*What you should do*. Copy out the data below line for line, leaving out the pictures.

*Supplied records*.
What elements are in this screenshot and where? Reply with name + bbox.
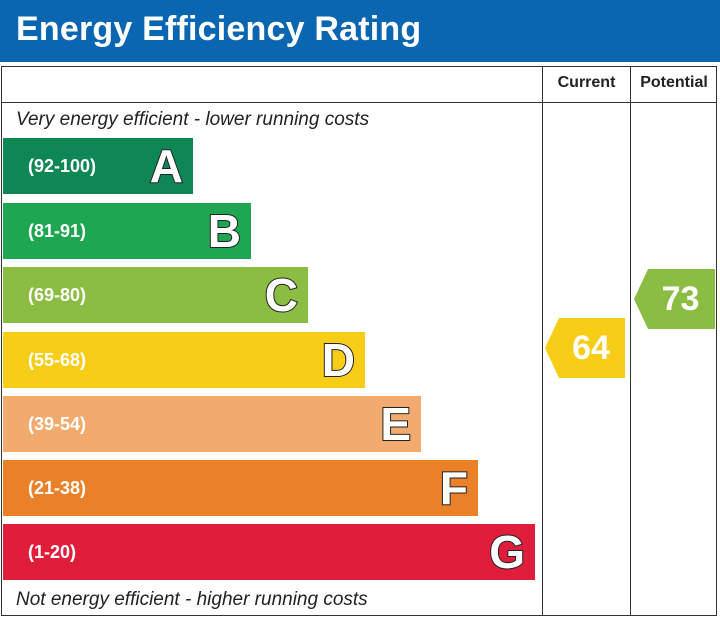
band-range-label: (69-80) [28,285,87,305]
band-range-label: (92-100) [28,156,97,176]
band-f: (21-38) F [3,460,478,516]
band-letter-label: B [207,204,242,258]
band-c: (69-80) C [3,267,308,323]
current-rating-value: 64 [572,329,610,367]
current-column-header: Current [557,74,616,91]
bottom-note: Not energy efficient - higher running co… [16,589,368,610]
potential-rating-arrow: 73 [634,269,715,329]
band-b: (81-91) B [3,203,251,259]
band-range-label: (55-68) [28,350,87,370]
band-a: (92-100) A [3,138,193,194]
band-letter-label: D [321,333,356,387]
header-row-divider [1,102,717,103]
band-range-label: (1-20) [28,542,77,562]
chart-title: Energy Efficiency Rating [16,10,422,48]
current-column-divider [542,66,543,616]
band-letter-label: C [264,268,299,322]
potential-column-header: Potential [640,74,708,91]
band-letter-label: F [439,461,469,515]
band-g: (1-20) G [3,524,535,580]
band-range-label: (81-91) [28,221,87,241]
band-letter-label: A [149,139,184,193]
band-letter-label: G [488,525,526,579]
chart-frame [1,66,717,616]
potential-column-divider [630,66,631,616]
band-letter-label: E [379,397,412,451]
band-range-label: (21-38) [28,478,87,498]
header-bar: Energy Efficiency Rating [0,0,720,62]
band-range-label: (39-54) [28,414,87,434]
band-e: (39-54) E [3,396,421,452]
current-rating-arrow: 64 [545,318,625,378]
top-note: Very energy efficient - lower running co… [16,109,370,130]
potential-rating-value: 73 [661,280,700,318]
band-d: (55-68) D [3,332,365,388]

*Task solution*.
What elements are in this screenshot and where? Reply with name + bbox.
band-range-label: (69-80) [28,285,87,305]
band-range-label: (92-100) [28,156,97,176]
band-f: (21-38) F [3,460,478,516]
band-letter-label: B [207,204,242,258]
band-c: (69-80) C [3,267,308,323]
current-rating-value: 64 [572,329,610,367]
current-column-header: Current [557,74,616,91]
bottom-note: Not energy efficient - higher running co… [16,589,368,610]
potential-rating-arrow: 73 [634,269,715,329]
band-b: (81-91) B [3,203,251,259]
band-range-label: (55-68) [28,350,87,370]
band-a: (92-100) A [3,138,193,194]
band-letter-label: D [321,333,356,387]
header-row-divider [1,102,717,103]
band-range-label: (1-20) [28,542,77,562]
chart-title: Energy Efficiency Rating [16,10,422,48]
current-column-divider [542,66,543,616]
band-letter-label: C [264,268,299,322]
potential-column-header: Potential [640,74,708,91]
band-letter-label: F [439,461,469,515]
band-g: (1-20) G [3,524,535,580]
band-range-label: (81-91) [28,221,87,241]
band-letter-label: A [149,139,184,193]
band-letter-label: G [488,525,526,579]
chart-frame [1,66,717,616]
potential-column-divider [630,66,631,616]
band-letter-label: E [379,397,412,451]
band-range-label: (21-38) [28,478,87,498]
header-bar: Energy Efficiency Rating [0,0,720,62]
band-range-label: (39-54) [28,414,87,434]
band-e: (39-54) E [3,396,421,452]
current-rating-arrow: 64 [545,318,625,378]
top-note: Very energy efficient - lower running co… [16,109,370,130]
potential-rating-value: 73 [661,280,700,318]
band-d: (55-68) D [3,332,365,388]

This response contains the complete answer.